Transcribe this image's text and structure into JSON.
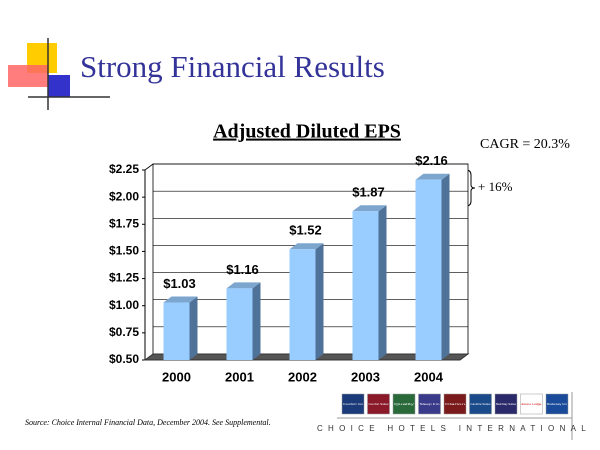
{
  "header": {
    "title": "Strong Financial Results"
  },
  "chart_data": {
    "type": "bar",
    "title": "Adjusted Diluted EPS",
    "categories": [
      "2000",
      "2001",
      "2002",
      "2003",
      "2004"
    ],
    "values": [
      1.03,
      1.16,
      1.52,
      1.87,
      2.16
    ],
    "value_labels": [
      "$1.03",
      "$1.16",
      "$1.52",
      "$1.87",
      "$2.16"
    ],
    "color": "#99ccff",
    "ylim": [
      0.5,
      2.25
    ],
    "yticks": [
      {
        "value": 0.5,
        "label": "$0.50"
      },
      {
        "value": 0.75,
        "label": "$0.75"
      },
      {
        "value": 1.0,
        "label": "$1.00"
      },
      {
        "value": 1.25,
        "label": "$1.25"
      },
      {
        "value": 1.5,
        "label": "$1.50"
      },
      {
        "value": 1.75,
        "label": "$1.75"
      },
      {
        "value": 2.0,
        "label": "$2.00"
      },
      {
        "value": 2.25,
        "label": "$2.25"
      }
    ],
    "grid": true,
    "annotations": [
      "CAGR = 20.3%",
      "+ 16%"
    ]
  },
  "footer": {
    "source": "Source: Choice Internal Financial Data, December 2004. See Supplemental.",
    "company": "CHOICE HOTELS INTERNATIONAL",
    "brands": [
      "Comfort Inn",
      "Comfort Suites",
      "Quality",
      "Sleep Inn",
      "Clarion",
      "Cambria Suites",
      "MainStay Suites",
      "Econo Lodge",
      "Rodeway Inn"
    ]
  }
}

──────────

## INSTRUCTIONS FOR THE TASK
Gather each line that holds "title".

## FINISHED TASK
    "title": "Strong Financial Results"
    "title": "Adjusted Diluted EPS",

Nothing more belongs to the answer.